### TASK
The records underneath are to be repeated exactly, with the pictures left out.

━━━ GIVEN ENTRIES

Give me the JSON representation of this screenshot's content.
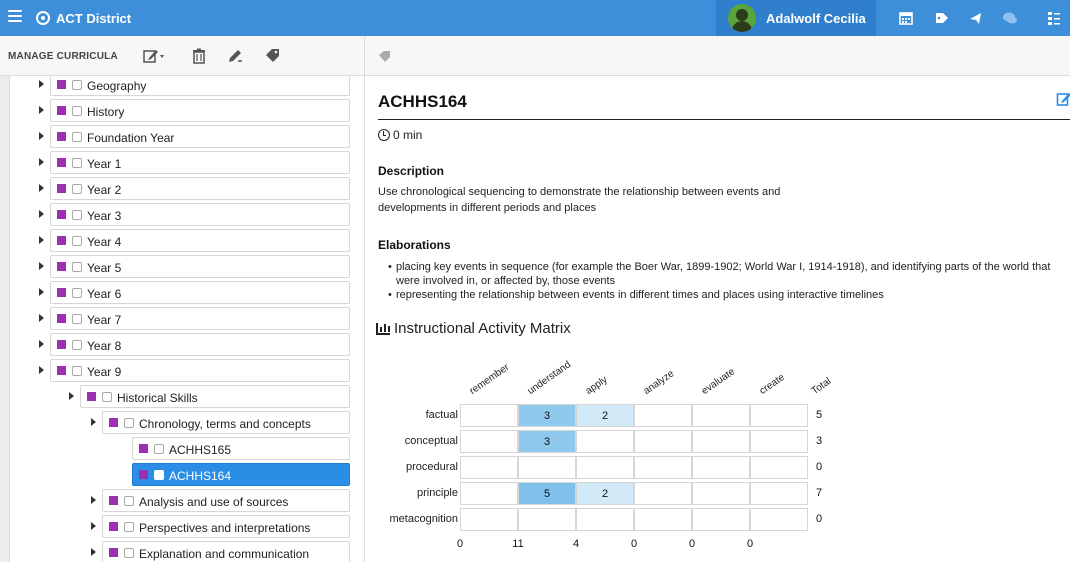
{
  "topbar": {
    "district": "ACT District",
    "user_name": "Adalwolf Cecilia",
    "icons": [
      "menu-icon",
      "district-icon",
      "calendar-icon",
      "tag-icon",
      "announce-icon",
      "chat-icon",
      "list-icon"
    ],
    "colors": {
      "bar": "#3d8fd9",
      "user_block": "#2f7fcc"
    }
  },
  "subbar": {
    "manage_label": "MANAGE CURRICULA",
    "icons": [
      "edit-dropdown-icon",
      "trash-icon",
      "pencil-icon",
      "tag-icon"
    ]
  },
  "tree": {
    "nodes": [
      {
        "label": "Geography",
        "level": 0,
        "expandable": true,
        "selected": false
      },
      {
        "label": "History",
        "level": 0,
        "expandable": true,
        "selected": false
      },
      {
        "label": "Foundation Year",
        "level": 1,
        "expandable": true,
        "selected": false
      },
      {
        "label": "Year 1",
        "level": 1,
        "expandable": true,
        "selected": false
      },
      {
        "label": "Year 2",
        "level": 1,
        "expandable": true,
        "selected": false
      },
      {
        "label": "Year 3",
        "level": 1,
        "expandable": true,
        "selected": false
      },
      {
        "label": "Year 4",
        "level": 1,
        "expandable": true,
        "selected": false
      },
      {
        "label": "Year 5",
        "level": 1,
        "expandable": true,
        "selected": false
      },
      {
        "label": "Year 6",
        "level": 1,
        "expandable": true,
        "selected": false
      },
      {
        "label": "Year 7",
        "level": 1,
        "expandable": true,
        "selected": false
      },
      {
        "label": "Year 8",
        "level": 1,
        "expandable": true,
        "selected": false
      },
      {
        "label": "Year 9",
        "level": 1,
        "expandable": true,
        "selected": false
      },
      {
        "label": "Historical Skills",
        "level": 2,
        "expandable": true,
        "selected": false
      },
      {
        "label": "Chronology, terms and concepts",
        "level": 3,
        "expandable": true,
        "selected": false
      },
      {
        "label": "ACHHS165",
        "level": 4,
        "expandable": false,
        "selected": false
      },
      {
        "label": "ACHHS164",
        "level": 4,
        "expandable": false,
        "selected": true
      },
      {
        "label": "Analysis and use of sources",
        "level": 3,
        "expandable": true,
        "selected": false
      },
      {
        "label": "Perspectives and interpretations",
        "level": 3,
        "expandable": true,
        "selected": false
      },
      {
        "label": "Explanation and communication",
        "level": 3,
        "expandable": true,
        "selected": false
      }
    ],
    "colors": {
      "marker": "#9b30b0",
      "selected": "#2a8ee6"
    }
  },
  "detail": {
    "code": "ACHHS164",
    "duration": "0 min",
    "description_title": "Description",
    "description_line1": "Use chronological sequencing to demonstrate the relationship between events and",
    "description_line2": "developments in different periods and places",
    "elaborations_title": "Elaborations",
    "elaborations": [
      "placing key events in sequence (for example the Boer War, 1899-1902; World War I, 1914-1918), and identifying parts of the world that were involved in, or affected by, those events",
      "representing the relationship between events in different times and places using interactive timelines"
    ]
  },
  "matrix": {
    "title": "Instructional Activity Matrix",
    "columns": [
      "remember",
      "understand",
      "apply",
      "analyze",
      "evaluate",
      "create"
    ],
    "total_label": "Total",
    "rows": [
      {
        "label": "factual",
        "cells": [
          "",
          "3",
          "2",
          "",
          "",
          ""
        ],
        "total": "5"
      },
      {
        "label": "conceptual",
        "cells": [
          "",
          "3",
          "",
          "",
          "",
          ""
        ],
        "total": "3"
      },
      {
        "label": "procedural",
        "cells": [
          "",
          "",
          "",
          "",
          "",
          ""
        ],
        "total": "0"
      },
      {
        "label": "principle",
        "cells": [
          "",
          "5",
          "2",
          "",
          "",
          ""
        ],
        "total": "7"
      },
      {
        "label": "metacognition",
        "cells": [
          "",
          "",
          "",
          "",
          "",
          ""
        ],
        "total": "0"
      }
    ],
    "column_totals": [
      "0",
      "11",
      "4",
      "0",
      "0",
      "0"
    ],
    "colors": {
      "high": "#7fc1ea",
      "mid": "#8fc9ee",
      "low": "#d2e9f8"
    }
  }
}
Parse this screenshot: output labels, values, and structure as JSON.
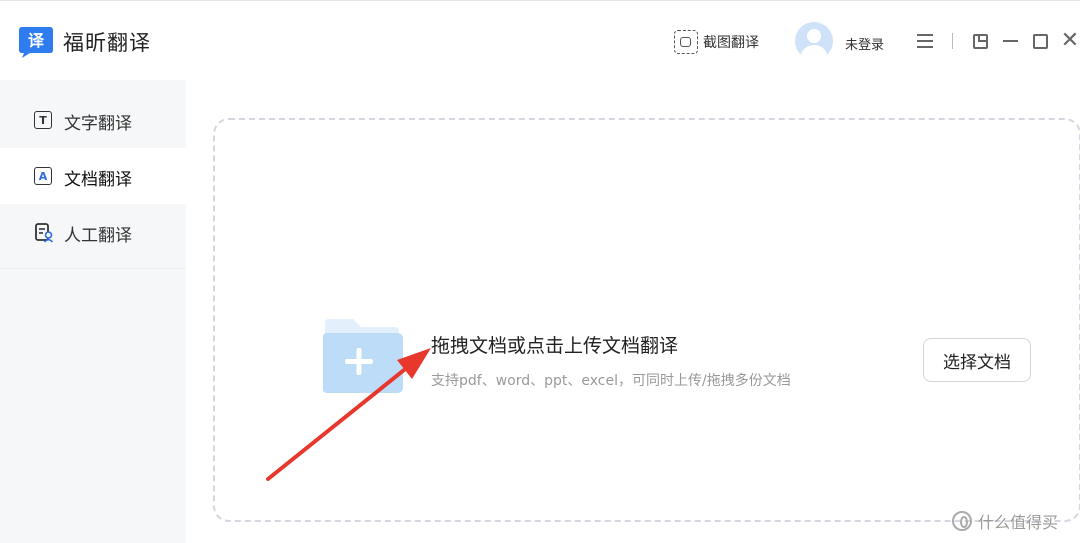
{
  "app": {
    "name": "福昕翻译",
    "logo_glyph": "译",
    "brand_color": "#2f7bf0"
  },
  "titlebar": {
    "screenshot_translate_label": "截图翻译",
    "login_status": "未登录",
    "icons": {
      "menu": "menu-icon",
      "pin": "pin-icon",
      "minimize": "minimize-icon",
      "maximize": "maximize-icon",
      "close": "close-icon",
      "close_glyph": "✕"
    }
  },
  "sidebar": {
    "items": [
      {
        "label": "文字翻译",
        "icon": "text-translate-icon",
        "glyph": "T",
        "active": false
      },
      {
        "label": "文档翻译",
        "icon": "document-translate-icon",
        "glyph": "A",
        "active": true
      },
      {
        "label": "人工翻译",
        "icon": "human-translate-icon",
        "glyph": "",
        "active": false
      }
    ]
  },
  "upload": {
    "title": "拖拽文档或点击上传文档翻译",
    "hint": "支持pdf、word、ppt、excel，可同时上传/拖拽多份文档",
    "button_label": "选择文档",
    "folder_color": "#bcdcf8"
  },
  "annotation": {
    "arrow_color": "#e8372c"
  },
  "watermark": {
    "text": "什么值得买"
  }
}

━━━━━━

### COMPLETE OUTPUT
Give me the JSON representation of this screenshot's content.
{
  "topbar": {
    "district": "ACT District",
    "user_name": "Adalwolf Cecilia",
    "icons": [
      "menu-icon",
      "district-icon",
      "calendar-icon",
      "tag-icon",
      "announce-icon",
      "chat-icon",
      "list-icon"
    ],
    "colors": {
      "bar": "#3d8fd9",
      "user_block": "#2f7fcc"
    }
  },
  "subbar": {
    "manage_label": "MANAGE CURRICULA",
    "icons": [
      "edit-dropdown-icon",
      "trash-icon",
      "pencil-icon",
      "tag-icon"
    ]
  },
  "tree": {
    "nodes": [
      {
        "label": "Geography",
        "level": 0,
        "expandable": true,
        "selected": false
      },
      {
        "label": "History",
        "level": 0,
        "expandable": true,
        "selected": false
      },
      {
        "label": "Foundation Year",
        "level": 1,
        "expandable": true,
        "selected": false
      },
      {
        "label": "Year 1",
        "level": 1,
        "expandable": true,
        "selected": false
      },
      {
        "label": "Year 2",
        "level": 1,
        "expandable": true,
        "selected": false
      },
      {
        "label": "Year 3",
        "level": 1,
        "expandable": true,
        "selected": false
      },
      {
        "label": "Year 4",
        "level": 1,
        "expandable": true,
        "selected": false
      },
      {
        "label": "Year 5",
        "level": 1,
        "expandable": true,
        "selected": false
      },
      {
        "label": "Year 6",
        "level": 1,
        "expandable": true,
        "selected": false
      },
      {
        "label": "Year 7",
        "level": 1,
        "expandable": true,
        "selected": false
      },
      {
        "label": "Year 8",
        "level": 1,
        "expandable": true,
        "selected": false
      },
      {
        "label": "Year 9",
        "level": 1,
        "expandable": true,
        "selected": false
      },
      {
        "label": "Historical Skills",
        "level": 2,
        "expandable": true,
        "selected": false
      },
      {
        "label": "Chronology, terms and concepts",
        "level": 3,
        "expandable": true,
        "selected": false
      },
      {
        "label": "ACHHS165",
        "level": 4,
        "expandable": false,
        "selected": false
      },
      {
        "label": "ACHHS164",
        "level": 4,
        "expandable": false,
        "selected": true
      },
      {
        "label": "Analysis and use of sources",
        "level": 3,
        "expandable": true,
        "selected": false
      },
      {
        "label": "Perspectives and interpretations",
        "level": 3,
        "expandable": true,
        "selected": false
      },
      {
        "label": "Explanation and communication",
        "level": 3,
        "expandable": true,
        "selected": false
      }
    ],
    "colors": {
      "marker": "#9b30b0",
      "selected": "#2a8ee6"
    }
  },
  "detail": {
    "code": "ACHHS164",
    "duration": "0 min",
    "description_title": "Description",
    "description_line1": "Use chronological sequencing to demonstrate the relationship between events and",
    "description_line2": "developments in different periods and places",
    "elaborations_title": "Elaborations",
    "elaborations": [
      "placing key events in sequence (for example the Boer War, 1899-1902; World War I, 1914-1918), and identifying parts of the world that were involved in, or affected by, those events",
      "representing the relationship between events in different times and places using interactive timelines"
    ]
  },
  "matrix": {
    "title": "Instructional Activity Matrix",
    "columns": [
      "remember",
      "understand",
      "apply",
      "analyze",
      "evaluate",
      "create"
    ],
    "total_label": "Total",
    "rows": [
      {
        "label": "factual",
        "cells": [
          "",
          "3",
          "2",
          "",
          "",
          ""
        ],
        "total": "5"
      },
      {
        "label": "conceptual",
        "cells": [
          "",
          "3",
          "",
          "",
          "",
          ""
        ],
        "total": "3"
      },
      {
        "label": "procedural",
        "cells": [
          "",
          "",
          "",
          "",
          "",
          ""
        ],
        "total": "0"
      },
      {
        "label": "principle",
        "cells": [
          "",
          "5",
          "2",
          "",
          "",
          ""
        ],
        "total": "7"
      },
      {
        "label": "metacognition",
        "cells": [
          "",
          "",
          "",
          "",
          "",
          ""
        ],
        "total": "0"
      }
    ],
    "column_totals": [
      "0",
      "11",
      "4",
      "0",
      "0",
      "0"
    ],
    "colors": {
      "high": "#7fc1ea",
      "mid": "#8fc9ee",
      "low": "#d2e9f8"
    }
  }
}
Parse this screenshot: output labels, values, and structure as JSON.
{
  "app": {
    "name": "福昕翻译",
    "logo_glyph": "译",
    "brand_color": "#2f7bf0"
  },
  "titlebar": {
    "screenshot_translate_label": "截图翻译",
    "login_status": "未登录",
    "icons": {
      "menu": "menu-icon",
      "pin": "pin-icon",
      "minimize": "minimize-icon",
      "maximize": "maximize-icon",
      "close": "close-icon",
      "close_glyph": "✕"
    }
  },
  "sidebar": {
    "items": [
      {
        "label": "文字翻译",
        "icon": "text-translate-icon",
        "glyph": "T",
        "active": false
      },
      {
        "label": "文档翻译",
        "icon": "document-translate-icon",
        "glyph": "A",
        "active": true
      },
      {
        "label": "人工翻译",
        "icon": "human-translate-icon",
        "glyph": "",
        "active": false
      }
    ]
  },
  "upload": {
    "title": "拖拽文档或点击上传文档翻译",
    "hint": "支持pdf、word、ppt、excel，可同时上传/拖拽多份文档",
    "button_label": "选择文档",
    "folder_color": "#bcdcf8"
  },
  "annotation": {
    "arrow_color": "#e8372c"
  },
  "watermark": {
    "text": "什么值得买"
  }
}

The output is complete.